### INSTRUCTIONS TO FOLLOW:
Where a line of the material contains the string "dowolna", copy that line.

━━━ RECORDS SHOWN

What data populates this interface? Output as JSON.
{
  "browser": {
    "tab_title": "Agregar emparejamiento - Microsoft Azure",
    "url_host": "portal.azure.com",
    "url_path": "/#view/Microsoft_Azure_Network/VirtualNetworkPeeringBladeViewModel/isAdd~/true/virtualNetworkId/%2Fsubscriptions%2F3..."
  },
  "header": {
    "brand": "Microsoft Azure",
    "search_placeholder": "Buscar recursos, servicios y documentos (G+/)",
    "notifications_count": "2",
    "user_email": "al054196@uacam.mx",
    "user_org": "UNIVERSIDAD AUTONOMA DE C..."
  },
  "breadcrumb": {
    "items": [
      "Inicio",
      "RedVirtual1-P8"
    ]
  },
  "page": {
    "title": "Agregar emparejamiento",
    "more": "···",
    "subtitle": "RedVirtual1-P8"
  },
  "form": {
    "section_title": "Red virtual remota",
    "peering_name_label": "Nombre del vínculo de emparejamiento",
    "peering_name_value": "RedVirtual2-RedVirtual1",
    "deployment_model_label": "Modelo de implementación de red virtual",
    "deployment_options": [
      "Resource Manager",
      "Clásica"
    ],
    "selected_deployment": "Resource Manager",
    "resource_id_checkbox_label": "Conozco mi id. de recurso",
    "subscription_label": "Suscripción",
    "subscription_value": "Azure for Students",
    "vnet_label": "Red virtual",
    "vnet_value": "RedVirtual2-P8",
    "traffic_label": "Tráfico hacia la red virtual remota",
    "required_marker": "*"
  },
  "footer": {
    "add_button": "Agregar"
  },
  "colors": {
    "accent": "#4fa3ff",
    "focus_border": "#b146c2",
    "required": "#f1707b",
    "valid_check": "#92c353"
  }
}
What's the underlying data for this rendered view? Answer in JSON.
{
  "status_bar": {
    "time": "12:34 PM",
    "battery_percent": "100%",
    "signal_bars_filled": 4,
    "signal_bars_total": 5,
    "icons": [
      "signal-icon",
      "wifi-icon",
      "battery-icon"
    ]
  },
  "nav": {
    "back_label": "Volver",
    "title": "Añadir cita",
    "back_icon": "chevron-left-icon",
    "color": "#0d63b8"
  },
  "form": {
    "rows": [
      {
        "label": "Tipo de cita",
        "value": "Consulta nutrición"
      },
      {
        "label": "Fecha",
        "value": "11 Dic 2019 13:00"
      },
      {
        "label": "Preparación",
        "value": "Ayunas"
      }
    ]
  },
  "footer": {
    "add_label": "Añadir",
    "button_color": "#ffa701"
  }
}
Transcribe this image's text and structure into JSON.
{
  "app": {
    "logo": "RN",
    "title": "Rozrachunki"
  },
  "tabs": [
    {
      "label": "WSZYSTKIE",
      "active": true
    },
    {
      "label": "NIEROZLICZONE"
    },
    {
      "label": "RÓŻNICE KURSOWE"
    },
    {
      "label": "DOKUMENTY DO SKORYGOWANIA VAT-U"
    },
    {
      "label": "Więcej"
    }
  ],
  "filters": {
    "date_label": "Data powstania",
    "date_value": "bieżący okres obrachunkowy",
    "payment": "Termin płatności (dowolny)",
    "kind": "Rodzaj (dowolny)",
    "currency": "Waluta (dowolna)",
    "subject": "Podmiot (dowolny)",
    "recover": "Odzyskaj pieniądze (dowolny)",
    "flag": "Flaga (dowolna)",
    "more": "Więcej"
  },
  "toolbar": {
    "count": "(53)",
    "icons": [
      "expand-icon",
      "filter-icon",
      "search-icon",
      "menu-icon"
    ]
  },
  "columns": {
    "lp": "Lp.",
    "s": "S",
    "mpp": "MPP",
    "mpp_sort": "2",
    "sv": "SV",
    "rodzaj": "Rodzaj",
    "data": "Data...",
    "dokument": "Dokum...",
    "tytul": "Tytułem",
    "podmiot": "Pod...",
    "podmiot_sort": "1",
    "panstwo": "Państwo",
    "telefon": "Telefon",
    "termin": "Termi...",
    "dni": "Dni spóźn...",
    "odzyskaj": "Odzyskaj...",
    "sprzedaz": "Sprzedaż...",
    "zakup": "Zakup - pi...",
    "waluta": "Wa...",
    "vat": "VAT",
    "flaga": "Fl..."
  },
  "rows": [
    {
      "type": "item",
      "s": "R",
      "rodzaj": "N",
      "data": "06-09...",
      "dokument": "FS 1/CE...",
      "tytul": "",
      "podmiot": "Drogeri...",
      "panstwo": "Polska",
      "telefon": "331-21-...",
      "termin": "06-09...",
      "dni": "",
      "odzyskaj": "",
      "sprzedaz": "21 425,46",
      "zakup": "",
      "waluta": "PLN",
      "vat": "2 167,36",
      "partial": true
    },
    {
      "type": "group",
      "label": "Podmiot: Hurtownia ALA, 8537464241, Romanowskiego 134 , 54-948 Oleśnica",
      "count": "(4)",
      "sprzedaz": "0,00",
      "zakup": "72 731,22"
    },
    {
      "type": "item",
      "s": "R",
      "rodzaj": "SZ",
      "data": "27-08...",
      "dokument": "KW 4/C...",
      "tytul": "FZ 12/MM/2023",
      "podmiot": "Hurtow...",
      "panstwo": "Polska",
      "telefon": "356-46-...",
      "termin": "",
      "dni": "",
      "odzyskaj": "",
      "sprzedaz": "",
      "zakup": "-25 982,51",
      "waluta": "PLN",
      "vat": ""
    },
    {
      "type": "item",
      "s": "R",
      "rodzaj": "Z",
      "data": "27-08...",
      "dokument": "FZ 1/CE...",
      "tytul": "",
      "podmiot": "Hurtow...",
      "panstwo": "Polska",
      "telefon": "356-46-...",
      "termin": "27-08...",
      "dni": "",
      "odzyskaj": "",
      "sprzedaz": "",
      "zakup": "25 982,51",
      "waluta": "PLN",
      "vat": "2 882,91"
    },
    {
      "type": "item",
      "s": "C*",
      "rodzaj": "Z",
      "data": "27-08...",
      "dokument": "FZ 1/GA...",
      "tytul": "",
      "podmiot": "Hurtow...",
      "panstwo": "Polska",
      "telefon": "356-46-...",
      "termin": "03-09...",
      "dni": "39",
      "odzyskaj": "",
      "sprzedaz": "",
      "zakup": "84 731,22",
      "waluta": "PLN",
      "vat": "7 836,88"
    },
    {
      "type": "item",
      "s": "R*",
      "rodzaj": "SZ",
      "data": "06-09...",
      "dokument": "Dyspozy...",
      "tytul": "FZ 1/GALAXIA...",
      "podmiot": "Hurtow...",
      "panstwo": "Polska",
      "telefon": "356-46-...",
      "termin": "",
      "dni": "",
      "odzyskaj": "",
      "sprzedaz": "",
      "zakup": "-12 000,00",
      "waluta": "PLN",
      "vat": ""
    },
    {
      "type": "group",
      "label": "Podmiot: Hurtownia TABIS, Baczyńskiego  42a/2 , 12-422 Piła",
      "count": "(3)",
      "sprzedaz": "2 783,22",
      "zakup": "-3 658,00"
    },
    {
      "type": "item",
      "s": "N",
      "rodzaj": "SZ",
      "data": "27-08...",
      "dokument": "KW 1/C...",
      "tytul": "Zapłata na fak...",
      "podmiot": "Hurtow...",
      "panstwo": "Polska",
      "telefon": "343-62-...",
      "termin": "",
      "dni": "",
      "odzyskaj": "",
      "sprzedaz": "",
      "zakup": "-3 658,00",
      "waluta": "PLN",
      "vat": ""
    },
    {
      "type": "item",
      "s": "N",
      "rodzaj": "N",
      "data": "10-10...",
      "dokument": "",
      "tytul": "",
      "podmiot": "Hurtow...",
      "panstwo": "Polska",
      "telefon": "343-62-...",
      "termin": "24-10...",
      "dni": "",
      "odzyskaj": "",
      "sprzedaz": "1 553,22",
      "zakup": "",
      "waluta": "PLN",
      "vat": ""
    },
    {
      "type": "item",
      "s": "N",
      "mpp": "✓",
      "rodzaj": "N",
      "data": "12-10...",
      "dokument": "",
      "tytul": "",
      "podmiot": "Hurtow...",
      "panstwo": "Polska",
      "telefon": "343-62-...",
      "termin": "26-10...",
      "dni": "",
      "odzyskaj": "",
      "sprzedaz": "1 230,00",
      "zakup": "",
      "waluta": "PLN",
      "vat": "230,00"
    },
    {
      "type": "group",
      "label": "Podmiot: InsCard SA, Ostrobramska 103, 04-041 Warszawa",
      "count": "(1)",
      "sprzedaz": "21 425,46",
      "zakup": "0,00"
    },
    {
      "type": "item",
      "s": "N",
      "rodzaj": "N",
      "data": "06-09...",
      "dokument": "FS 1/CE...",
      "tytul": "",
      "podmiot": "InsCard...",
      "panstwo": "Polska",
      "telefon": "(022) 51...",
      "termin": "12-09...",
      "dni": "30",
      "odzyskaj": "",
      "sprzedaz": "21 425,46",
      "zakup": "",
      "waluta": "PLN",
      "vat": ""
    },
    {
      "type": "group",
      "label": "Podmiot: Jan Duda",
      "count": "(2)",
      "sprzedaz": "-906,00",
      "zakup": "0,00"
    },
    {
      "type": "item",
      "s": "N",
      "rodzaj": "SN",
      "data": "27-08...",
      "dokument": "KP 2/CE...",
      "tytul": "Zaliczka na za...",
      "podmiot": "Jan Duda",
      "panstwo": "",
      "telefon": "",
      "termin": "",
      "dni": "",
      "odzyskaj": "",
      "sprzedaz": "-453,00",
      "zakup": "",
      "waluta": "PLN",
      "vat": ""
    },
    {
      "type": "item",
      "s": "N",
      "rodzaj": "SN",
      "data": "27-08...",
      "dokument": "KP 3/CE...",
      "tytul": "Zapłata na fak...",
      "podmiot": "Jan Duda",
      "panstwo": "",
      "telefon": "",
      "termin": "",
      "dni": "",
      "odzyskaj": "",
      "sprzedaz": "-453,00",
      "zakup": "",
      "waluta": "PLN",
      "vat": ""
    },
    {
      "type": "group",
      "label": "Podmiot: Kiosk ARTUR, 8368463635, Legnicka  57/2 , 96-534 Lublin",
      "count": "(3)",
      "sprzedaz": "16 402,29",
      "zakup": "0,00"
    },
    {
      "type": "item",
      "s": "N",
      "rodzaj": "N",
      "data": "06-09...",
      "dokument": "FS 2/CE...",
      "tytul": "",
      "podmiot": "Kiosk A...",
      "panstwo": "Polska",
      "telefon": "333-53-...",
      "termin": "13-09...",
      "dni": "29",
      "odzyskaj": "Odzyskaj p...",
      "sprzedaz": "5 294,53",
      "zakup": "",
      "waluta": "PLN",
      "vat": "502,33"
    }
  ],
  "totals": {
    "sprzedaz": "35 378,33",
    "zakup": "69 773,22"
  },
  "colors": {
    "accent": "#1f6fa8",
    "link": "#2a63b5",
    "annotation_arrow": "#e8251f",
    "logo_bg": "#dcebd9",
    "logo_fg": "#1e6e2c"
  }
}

━━━━━━

### PROBLEM SOLUTION:
    "currency": "Waluta (dowolna)",
    "flag": "Flaga (dowolna)",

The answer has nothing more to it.